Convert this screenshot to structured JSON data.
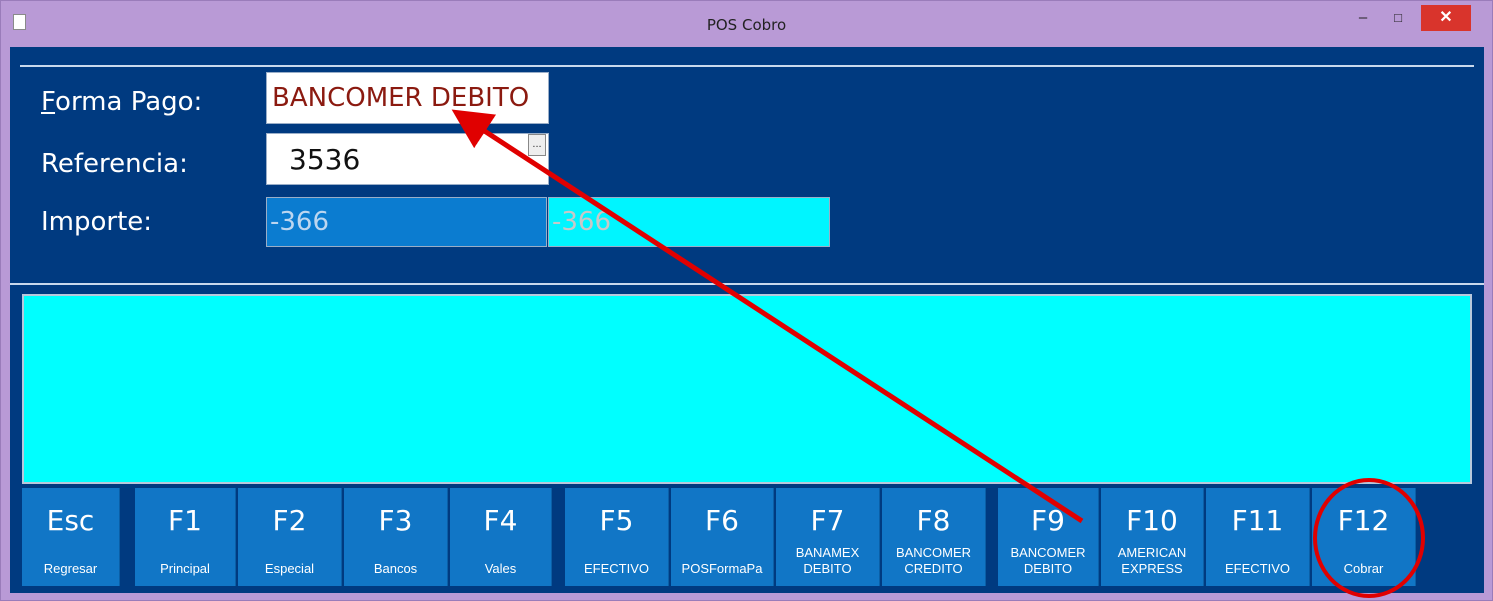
{
  "window": {
    "title": "POS Cobro",
    "minimize": "–",
    "maximize": "□",
    "close": "✕"
  },
  "form": {
    "forma_pago_label": "Forma Pago:",
    "forma_pago_mnemonic": "F",
    "forma_pago_rest": "orma Pago:",
    "forma_pago_value": "BANCOMER DEBITO",
    "referencia_label": "Referencia:",
    "referencia_value": "3536",
    "referencia_button": "...",
    "importe_label": "Importe:",
    "importe_value": "-366",
    "importe_value_2": "-366"
  },
  "function_keys": [
    {
      "key": "Esc",
      "label": "Regresar"
    },
    {
      "key": "F1",
      "label": "Principal"
    },
    {
      "key": "F2",
      "label": "Especial"
    },
    {
      "key": "F3",
      "label": "Bancos"
    },
    {
      "key": "F4",
      "label": "Vales"
    },
    {
      "key": "F5",
      "label": "EFECTIVO"
    },
    {
      "key": "F6",
      "label": "POSFormaPa"
    },
    {
      "key": "F7",
      "label": "BANAMEX\nDEBITO"
    },
    {
      "key": "F8",
      "label": "BANCOMER\nCREDITO"
    },
    {
      "key": "F9",
      "label": "BANCOMER\nDEBITO"
    },
    {
      "key": "F10",
      "label": "AMERICAN\nEXPRESS"
    },
    {
      "key": "F11",
      "label": "EFECTIVO"
    },
    {
      "key": "F12",
      "label": "Cobrar"
    }
  ],
  "colors": {
    "client_bg": "#003a80",
    "key_bg": "#1176c6",
    "panel": "#00ffff",
    "annotation": "#e00000"
  }
}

- - -

▸ Objective
Reproduce the material in full, word for word, and omit the pictures.

▸ Full answer
Convert this screenshot to structured JSON data.
{
  "window": {
    "title": "POS Cobro",
    "minimize": "–",
    "maximize": "□",
    "close": "✕"
  },
  "form": {
    "forma_pago_label": "Forma Pago:",
    "forma_pago_mnemonic": "F",
    "forma_pago_rest": "orma Pago:",
    "forma_pago_value": "BANCOMER DEBITO",
    "referencia_label": "Referencia:",
    "referencia_value": "3536",
    "referencia_button": "...",
    "importe_label": "Importe:",
    "importe_value": "-366",
    "importe_value_2": "-366"
  },
  "function_keys": [
    {
      "key": "Esc",
      "label": "Regresar"
    },
    {
      "key": "F1",
      "label": "Principal"
    },
    {
      "key": "F2",
      "label": "Especial"
    },
    {
      "key": "F3",
      "label": "Bancos"
    },
    {
      "key": "F4",
      "label": "Vales"
    },
    {
      "key": "F5",
      "label": "EFECTIVO"
    },
    {
      "key": "F6",
      "label": "POSFormaPa"
    },
    {
      "key": "F7",
      "label": "BANAMEX\nDEBITO"
    },
    {
      "key": "F8",
      "label": "BANCOMER\nCREDITO"
    },
    {
      "key": "F9",
      "label": "BANCOMER\nDEBITO"
    },
    {
      "key": "F10",
      "label": "AMERICAN\nEXPRESS"
    },
    {
      "key": "F11",
      "label": "EFECTIVO"
    },
    {
      "key": "F12",
      "label": "Cobrar"
    }
  ],
  "colors": {
    "client_bg": "#003a80",
    "key_bg": "#1176c6",
    "panel": "#00ffff",
    "annotation": "#e00000"
  }
}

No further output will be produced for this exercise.